[Dataset items]
—————

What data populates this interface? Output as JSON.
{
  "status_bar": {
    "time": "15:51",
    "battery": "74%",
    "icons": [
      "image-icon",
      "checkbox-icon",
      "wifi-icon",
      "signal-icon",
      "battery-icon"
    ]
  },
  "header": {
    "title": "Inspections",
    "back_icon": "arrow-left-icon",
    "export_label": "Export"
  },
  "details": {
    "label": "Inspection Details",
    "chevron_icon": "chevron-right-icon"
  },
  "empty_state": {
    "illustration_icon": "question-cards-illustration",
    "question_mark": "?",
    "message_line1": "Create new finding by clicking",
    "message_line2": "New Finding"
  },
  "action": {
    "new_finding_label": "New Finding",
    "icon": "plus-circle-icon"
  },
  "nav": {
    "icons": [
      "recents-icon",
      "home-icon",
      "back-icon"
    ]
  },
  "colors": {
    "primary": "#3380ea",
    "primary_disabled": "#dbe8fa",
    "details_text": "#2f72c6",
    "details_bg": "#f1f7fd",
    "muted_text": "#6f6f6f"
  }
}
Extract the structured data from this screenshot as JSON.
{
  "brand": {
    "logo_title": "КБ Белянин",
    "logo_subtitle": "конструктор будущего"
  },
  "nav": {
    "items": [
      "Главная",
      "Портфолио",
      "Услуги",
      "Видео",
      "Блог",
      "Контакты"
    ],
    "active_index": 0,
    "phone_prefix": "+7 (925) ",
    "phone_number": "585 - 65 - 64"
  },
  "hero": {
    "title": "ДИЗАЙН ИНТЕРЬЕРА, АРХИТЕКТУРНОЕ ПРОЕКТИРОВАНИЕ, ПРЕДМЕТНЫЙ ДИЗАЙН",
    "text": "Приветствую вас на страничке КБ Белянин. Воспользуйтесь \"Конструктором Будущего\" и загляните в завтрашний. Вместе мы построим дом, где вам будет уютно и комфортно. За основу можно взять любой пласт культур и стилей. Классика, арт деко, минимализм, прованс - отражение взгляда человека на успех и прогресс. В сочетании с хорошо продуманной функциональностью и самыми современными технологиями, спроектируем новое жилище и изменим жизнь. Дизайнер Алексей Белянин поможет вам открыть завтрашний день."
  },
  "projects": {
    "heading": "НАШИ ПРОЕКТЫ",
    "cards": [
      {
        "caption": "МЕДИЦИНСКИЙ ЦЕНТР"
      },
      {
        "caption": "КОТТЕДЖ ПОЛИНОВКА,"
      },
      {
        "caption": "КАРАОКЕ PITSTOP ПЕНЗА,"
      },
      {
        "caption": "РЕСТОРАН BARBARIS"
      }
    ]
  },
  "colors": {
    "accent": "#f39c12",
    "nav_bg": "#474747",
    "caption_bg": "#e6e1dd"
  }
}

—————

PROBLEM REQUIREMENTS
Write out the data again, exactly and in full.

FULL ANSWER
What data populates this interface? Output as JSON.
{
  "status_bar": {
    "time": "15:51",
    "battery": "74%",
    "icons": [
      "image-icon",
      "checkbox-icon",
      "wifi-icon",
      "signal-icon",
      "battery-icon"
    ]
  },
  "header": {
    "title": "Inspections",
    "back_icon": "arrow-left-icon",
    "export_label": "Export"
  },
  "details": {
    "label": "Inspection Details",
    "chevron_icon": "chevron-right-icon"
  },
  "empty_state": {
    "illustration_icon": "question-cards-illustration",
    "question_mark": "?",
    "message_line1": "Create new finding by clicking",
    "message_line2": "New Finding"
  },
  "action": {
    "new_finding_label": "New Finding",
    "icon": "plus-circle-icon"
  },
  "nav": {
    "icons": [
      "recents-icon",
      "home-icon",
      "back-icon"
    ]
  },
  "colors": {
    "primary": "#3380ea",
    "primary_disabled": "#dbe8fa",
    "details_text": "#2f72c6",
    "details_bg": "#f1f7fd",
    "muted_text": "#6f6f6f"
  }
}
Extract the structured data from this screenshot as JSON.
{
  "brand": {
    "logo_title": "КБ Белянин",
    "logo_subtitle": "конструктор будущего"
  },
  "nav": {
    "items": [
      "Главная",
      "Портфолио",
      "Услуги",
      "Видео",
      "Блог",
      "Контакты"
    ],
    "active_index": 0,
    "phone_prefix": "+7 (925) ",
    "phone_number": "585 - 65 - 64"
  },
  "hero": {
    "title": "ДИЗАЙН ИНТЕРЬЕРА, АРХИТЕКТУРНОЕ ПРОЕКТИРОВАНИЕ, ПРЕДМЕТНЫЙ ДИЗАЙН",
    "text": "Приветствую вас на страничке КБ Белянин. Воспользуйтесь \"Конструктором Будущего\" и загляните в завтрашний. Вместе мы построим дом, где вам будет уютно и комфортно. За основу можно взять любой пласт культур и стилей. Классика, арт деко, минимализм, прованс - отражение взгляда человека на успех и прогресс. В сочетании с хорошо продуманной функциональностью и самыми современными технологиями, спроектируем новое жилище и изменим жизнь. Дизайнер Алексей Белянин поможет вам открыть завтрашний день."
  },
  "projects": {
    "heading": "НАШИ ПРОЕКТЫ",
    "cards": [
      {
        "caption": "МЕДИЦИНСКИЙ ЦЕНТР"
      },
      {
        "caption": "КОТТЕДЖ ПОЛИНОВКА,"
      },
      {
        "caption": "КАРАОКЕ PITSTOP ПЕНЗА,"
      },
      {
        "caption": "РЕСТОРАН BARBARIS"
      }
    ]
  },
  "colors": {
    "accent": "#f39c12",
    "nav_bg": "#474747",
    "caption_bg": "#e6e1dd"
  }
}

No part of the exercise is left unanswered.